TASK STATEMENT - What follows is a set of records; repeat all of them exactly.
══ DATA ROWS ══
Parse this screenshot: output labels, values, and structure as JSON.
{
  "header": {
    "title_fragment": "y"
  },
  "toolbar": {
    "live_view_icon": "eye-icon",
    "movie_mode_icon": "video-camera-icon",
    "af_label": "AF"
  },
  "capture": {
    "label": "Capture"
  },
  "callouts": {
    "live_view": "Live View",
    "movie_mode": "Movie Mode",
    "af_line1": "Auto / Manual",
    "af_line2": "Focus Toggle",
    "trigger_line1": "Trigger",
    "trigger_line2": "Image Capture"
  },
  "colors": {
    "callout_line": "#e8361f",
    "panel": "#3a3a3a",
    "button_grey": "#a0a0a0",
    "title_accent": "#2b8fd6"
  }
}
═══
FINAL RESULT -
Parse this screenshot: output labels, values, and structure as JSON.
{
  "header": {
    "title_fragment": "y"
  },
  "toolbar": {
    "live_view_icon": "eye-icon",
    "movie_mode_icon": "video-camera-icon",
    "af_label": "AF"
  },
  "capture": {
    "label": "Capture"
  },
  "callouts": {
    "live_view": "Live View",
    "movie_mode": "Movie Mode",
    "af_line1": "Auto / Manual",
    "af_line2": "Focus Toggle",
    "trigger_line1": "Trigger",
    "trigger_line2": "Image Capture"
  },
  "colors": {
    "callout_line": "#e8361f",
    "panel": "#3a3a3a",
    "button_grey": "#a0a0a0",
    "title_accent": "#2b8fd6"
  }
}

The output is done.